— INSTRUCTION —
Wherever a line holds the string "nicht", copy that line.
━━━━━━━━
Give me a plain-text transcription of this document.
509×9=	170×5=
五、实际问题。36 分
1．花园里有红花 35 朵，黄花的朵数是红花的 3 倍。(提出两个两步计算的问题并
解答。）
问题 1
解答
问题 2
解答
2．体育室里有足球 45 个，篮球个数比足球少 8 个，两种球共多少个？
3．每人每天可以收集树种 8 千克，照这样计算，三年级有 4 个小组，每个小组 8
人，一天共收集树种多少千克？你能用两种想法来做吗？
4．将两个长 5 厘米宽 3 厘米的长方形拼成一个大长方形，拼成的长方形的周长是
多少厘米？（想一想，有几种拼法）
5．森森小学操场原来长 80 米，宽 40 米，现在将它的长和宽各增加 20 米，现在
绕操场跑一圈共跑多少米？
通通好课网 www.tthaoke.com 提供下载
━━━━━━━━
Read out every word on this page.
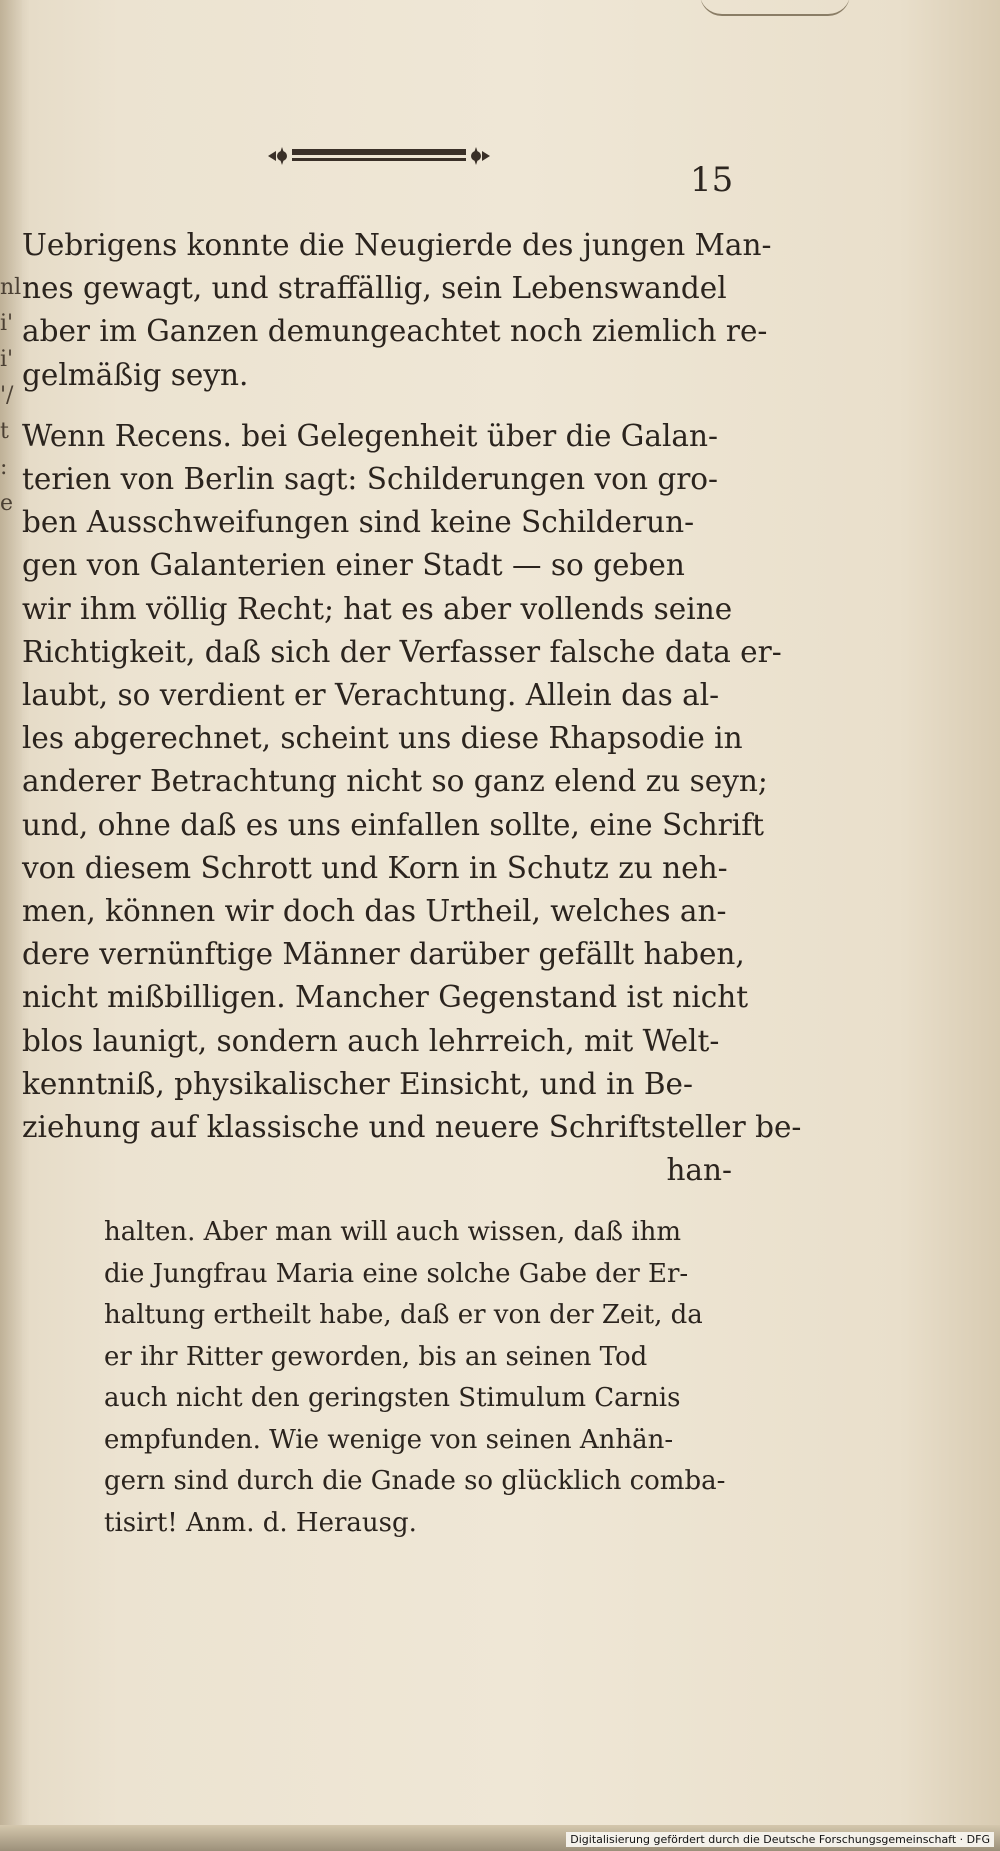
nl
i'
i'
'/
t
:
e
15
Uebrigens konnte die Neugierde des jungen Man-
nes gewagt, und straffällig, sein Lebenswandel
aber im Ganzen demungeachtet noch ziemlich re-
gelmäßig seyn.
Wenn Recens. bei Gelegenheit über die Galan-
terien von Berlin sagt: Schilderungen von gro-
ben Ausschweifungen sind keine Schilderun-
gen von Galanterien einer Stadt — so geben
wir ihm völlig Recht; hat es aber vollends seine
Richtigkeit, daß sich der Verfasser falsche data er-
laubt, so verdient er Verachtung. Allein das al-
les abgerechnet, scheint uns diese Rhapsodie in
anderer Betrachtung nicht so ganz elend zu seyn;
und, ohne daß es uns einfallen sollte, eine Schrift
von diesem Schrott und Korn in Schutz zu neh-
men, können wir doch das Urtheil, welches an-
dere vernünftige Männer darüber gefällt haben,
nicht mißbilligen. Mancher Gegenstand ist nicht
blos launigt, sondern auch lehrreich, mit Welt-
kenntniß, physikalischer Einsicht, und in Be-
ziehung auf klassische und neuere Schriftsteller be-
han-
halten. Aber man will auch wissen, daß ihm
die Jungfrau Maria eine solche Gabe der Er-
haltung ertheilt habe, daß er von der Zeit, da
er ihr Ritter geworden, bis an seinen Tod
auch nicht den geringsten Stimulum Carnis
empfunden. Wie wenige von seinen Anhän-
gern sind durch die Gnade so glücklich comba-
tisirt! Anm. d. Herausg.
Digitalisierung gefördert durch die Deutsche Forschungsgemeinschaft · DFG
━━━━━━━━
— REPLY TO THE TASK —
anderer Betrachtung nicht so ganz elend zu seyn;
nicht mißbilligen. Mancher Gegenstand ist nicht
auch nicht den geringsten Stimulum Carnis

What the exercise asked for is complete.